GIVEN REQUEST >> Everything in the data should be repeated exactly, save for the images.

Dataset items:
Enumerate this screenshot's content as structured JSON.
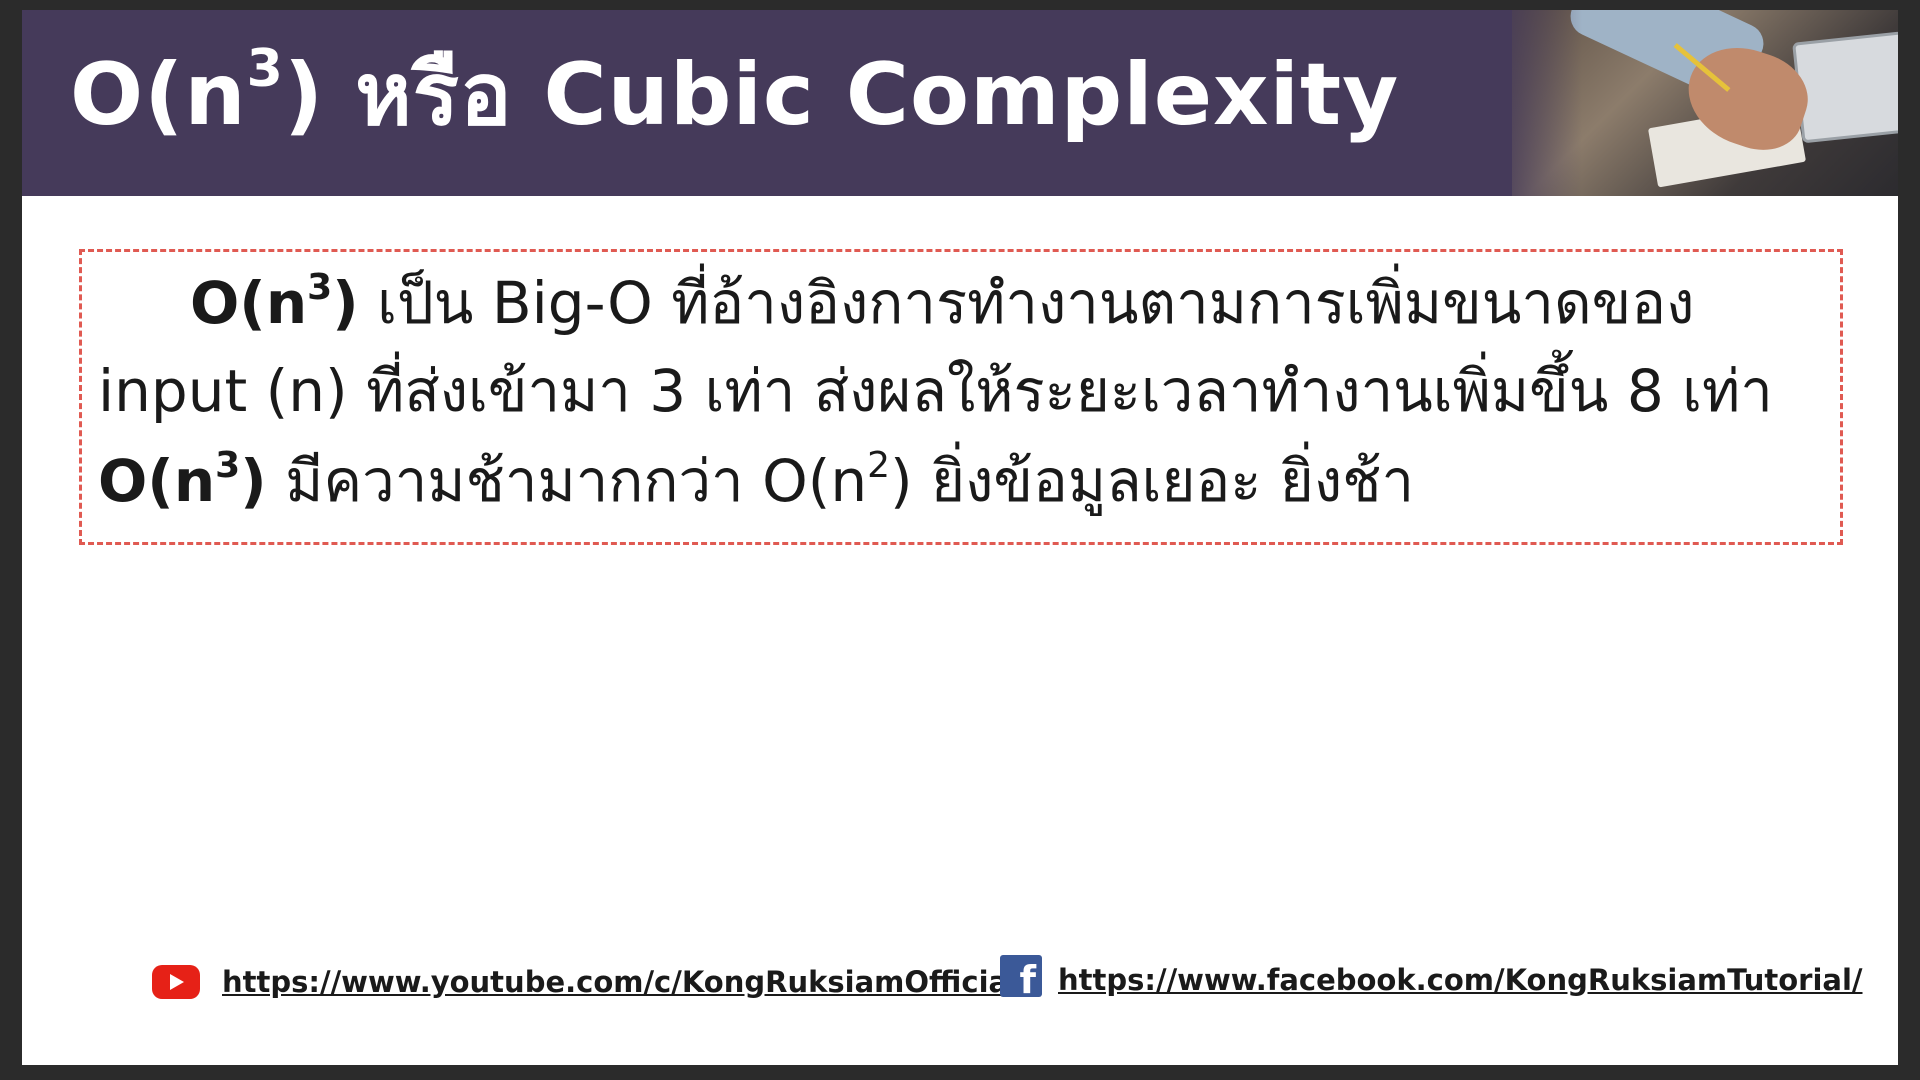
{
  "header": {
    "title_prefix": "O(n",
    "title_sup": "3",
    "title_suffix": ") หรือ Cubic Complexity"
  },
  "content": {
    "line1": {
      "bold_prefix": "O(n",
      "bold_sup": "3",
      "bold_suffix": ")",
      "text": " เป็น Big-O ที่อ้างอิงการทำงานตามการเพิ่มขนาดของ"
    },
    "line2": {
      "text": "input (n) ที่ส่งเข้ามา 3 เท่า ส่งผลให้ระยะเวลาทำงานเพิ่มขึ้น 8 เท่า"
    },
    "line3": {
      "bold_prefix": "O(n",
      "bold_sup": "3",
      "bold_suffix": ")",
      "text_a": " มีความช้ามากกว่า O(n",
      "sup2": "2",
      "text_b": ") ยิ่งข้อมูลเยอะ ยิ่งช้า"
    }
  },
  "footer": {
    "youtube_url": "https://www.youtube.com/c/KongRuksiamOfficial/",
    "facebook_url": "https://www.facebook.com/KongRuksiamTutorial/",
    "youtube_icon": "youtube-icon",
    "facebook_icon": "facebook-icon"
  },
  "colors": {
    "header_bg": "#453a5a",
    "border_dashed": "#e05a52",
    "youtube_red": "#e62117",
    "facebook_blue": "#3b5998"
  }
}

RESULT OF THIS TASK >>
Enumerate this screenshot's content as structured JSON.
{
  "header": {
    "title_prefix": "O(n",
    "title_sup": "3",
    "title_suffix": ") หรือ Cubic Complexity"
  },
  "content": {
    "line1": {
      "bold_prefix": "O(n",
      "bold_sup": "3",
      "bold_suffix": ")",
      "text": " เป็น Big-O ที่อ้างอิงการทำงานตามการเพิ่มขนาดของ"
    },
    "line2": {
      "text": "input (n) ที่ส่งเข้ามา 3 เท่า ส่งผลให้ระยะเวลาทำงานเพิ่มขึ้น 8 เท่า"
    },
    "line3": {
      "bold_prefix": "O(n",
      "bold_sup": "3",
      "bold_suffix": ")",
      "text_a": " มีความช้ามากกว่า O(n",
      "sup2": "2",
      "text_b": ") ยิ่งข้อมูลเยอะ ยิ่งช้า"
    }
  },
  "footer": {
    "youtube_url": "https://www.youtube.com/c/KongRuksiamOfficial/",
    "facebook_url": "https://www.facebook.com/KongRuksiamTutorial/",
    "youtube_icon": "youtube-icon",
    "facebook_icon": "facebook-icon"
  },
  "colors": {
    "header_bg": "#453a5a",
    "border_dashed": "#e05a52",
    "youtube_red": "#e62117",
    "facebook_blue": "#3b5998"
  }
}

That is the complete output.